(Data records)

☆ ☆ ☆ ☆ ☆

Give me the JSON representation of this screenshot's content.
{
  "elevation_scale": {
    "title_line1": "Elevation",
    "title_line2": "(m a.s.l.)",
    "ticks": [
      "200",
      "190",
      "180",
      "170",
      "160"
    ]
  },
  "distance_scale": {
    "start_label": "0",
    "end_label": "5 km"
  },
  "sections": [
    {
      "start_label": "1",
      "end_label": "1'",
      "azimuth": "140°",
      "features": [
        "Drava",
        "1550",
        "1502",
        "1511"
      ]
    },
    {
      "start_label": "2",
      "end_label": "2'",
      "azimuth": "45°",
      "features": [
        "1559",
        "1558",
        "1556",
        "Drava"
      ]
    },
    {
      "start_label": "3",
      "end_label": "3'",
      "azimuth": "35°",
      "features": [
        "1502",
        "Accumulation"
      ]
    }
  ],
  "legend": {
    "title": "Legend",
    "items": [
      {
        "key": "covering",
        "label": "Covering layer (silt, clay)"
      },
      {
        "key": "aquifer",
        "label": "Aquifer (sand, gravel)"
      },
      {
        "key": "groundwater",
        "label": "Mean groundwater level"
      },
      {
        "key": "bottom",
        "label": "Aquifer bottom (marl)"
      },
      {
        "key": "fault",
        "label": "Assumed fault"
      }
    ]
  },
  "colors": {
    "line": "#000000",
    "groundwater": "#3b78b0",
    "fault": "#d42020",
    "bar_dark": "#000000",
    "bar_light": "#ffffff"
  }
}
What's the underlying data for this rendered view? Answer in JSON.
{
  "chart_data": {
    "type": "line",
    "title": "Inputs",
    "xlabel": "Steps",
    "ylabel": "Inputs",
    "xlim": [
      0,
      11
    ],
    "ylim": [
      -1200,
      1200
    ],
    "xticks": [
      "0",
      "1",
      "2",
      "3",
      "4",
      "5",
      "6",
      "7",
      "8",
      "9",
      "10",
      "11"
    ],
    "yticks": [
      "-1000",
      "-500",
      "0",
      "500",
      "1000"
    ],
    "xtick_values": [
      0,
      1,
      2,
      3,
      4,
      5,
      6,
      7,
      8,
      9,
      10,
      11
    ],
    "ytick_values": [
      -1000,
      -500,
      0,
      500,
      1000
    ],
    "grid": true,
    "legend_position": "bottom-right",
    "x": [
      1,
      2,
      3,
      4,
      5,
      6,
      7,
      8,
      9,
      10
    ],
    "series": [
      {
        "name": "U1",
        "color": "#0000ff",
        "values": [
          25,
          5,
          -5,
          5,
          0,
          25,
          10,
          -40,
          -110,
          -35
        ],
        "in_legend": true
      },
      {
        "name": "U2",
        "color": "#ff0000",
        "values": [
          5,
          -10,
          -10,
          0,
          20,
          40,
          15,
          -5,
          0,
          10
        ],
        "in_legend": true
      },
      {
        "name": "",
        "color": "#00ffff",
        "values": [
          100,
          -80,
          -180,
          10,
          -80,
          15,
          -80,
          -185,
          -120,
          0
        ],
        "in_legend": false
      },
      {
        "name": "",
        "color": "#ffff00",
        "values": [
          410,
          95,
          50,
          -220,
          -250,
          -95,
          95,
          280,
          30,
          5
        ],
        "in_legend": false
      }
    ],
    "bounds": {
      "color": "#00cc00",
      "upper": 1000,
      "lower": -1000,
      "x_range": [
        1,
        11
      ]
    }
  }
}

☆ ☆ ☆ ☆ ☆

## AIM
Each line above must be reproduced exactly as it stands.

## CORRECT RESULT
Give me the JSON representation of this screenshot's content.
{
  "elevation_scale": {
    "title_line1": "Elevation",
    "title_line2": "(m a.s.l.)",
    "ticks": [
      "200",
      "190",
      "180",
      "170",
      "160"
    ]
  },
  "distance_scale": {
    "start_label": "0",
    "end_label": "5 km"
  },
  "sections": [
    {
      "start_label": "1",
      "end_label": "1'",
      "azimuth": "140°",
      "features": [
        "Drava",
        "1550",
        "1502",
        "1511"
      ]
    },
    {
      "start_label": "2",
      "end_label": "2'",
      "azimuth": "45°",
      "features": [
        "1559",
        "1558",
        "1556",
        "Drava"
      ]
    },
    {
      "start_label": "3",
      "end_label": "3'",
      "azimuth": "35°",
      "features": [
        "1502",
        "Accumulation"
      ]
    }
  ],
  "legend": {
    "title": "Legend",
    "items": [
      {
        "key": "covering",
        "label": "Covering layer (silt, clay)"
      },
      {
        "key": "aquifer",
        "label": "Aquifer (sand, gravel)"
      },
      {
        "key": "groundwater",
        "label": "Mean groundwater level"
      },
      {
        "key": "bottom",
        "label": "Aquifer bottom (marl)"
      },
      {
        "key": "fault",
        "label": "Assumed fault"
      }
    ]
  },
  "colors": {
    "line": "#000000",
    "groundwater": "#3b78b0",
    "fault": "#d42020",
    "bar_dark": "#000000",
    "bar_light": "#ffffff"
  }
}
What's the underlying data for this rendered view? Answer in JSON.
{
  "chart_data": {
    "type": "line",
    "title": "Inputs",
    "xlabel": "Steps",
    "ylabel": "Inputs",
    "xlim": [
      0,
      11
    ],
    "ylim": [
      -1200,
      1200
    ],
    "xticks": [
      "0",
      "1",
      "2",
      "3",
      "4",
      "5",
      "6",
      "7",
      "8",
      "9",
      "10",
      "11"
    ],
    "yticks": [
      "-1000",
      "-500",
      "0",
      "500",
      "1000"
    ],
    "xtick_values": [
      0,
      1,
      2,
      3,
      4,
      5,
      6,
      7,
      8,
      9,
      10,
      11
    ],
    "ytick_values": [
      -1000,
      -500,
      0,
      500,
      1000
    ],
    "grid": true,
    "legend_position": "bottom-right",
    "x": [
      1,
      2,
      3,
      4,
      5,
      6,
      7,
      8,
      9,
      10
    ],
    "series": [
      {
        "name": "U1",
        "color": "#0000ff",
        "values": [
          25,
          5,
          -5,
          5,
          0,
          25,
          10,
          -40,
          -110,
          -35
        ],
        "in_legend": true
      },
      {
        "name": "U2",
        "color": "#ff0000",
        "values": [
          5,
          -10,
          -10,
          0,
          20,
          40,
          15,
          -5,
          0,
          10
        ],
        "in_legend": true
      },
      {
        "name": "",
        "color": "#00ffff",
        "values": [
          100,
          -80,
          -180,
          10,
          -80,
          15,
          -80,
          -185,
          -120,
          0
        ],
        "in_legend": false
      },
      {
        "name": "",
        "color": "#ffff00",
        "values": [
          410,
          95,
          50,
          -220,
          -250,
          -95,
          95,
          280,
          30,
          5
        ],
        "in_legend": false
      }
    ],
    "bounds": {
      "color": "#00cc00",
      "upper": 1000,
      "lower": -1000,
      "x_range": [
        1,
        11
      ]
    }
  }
}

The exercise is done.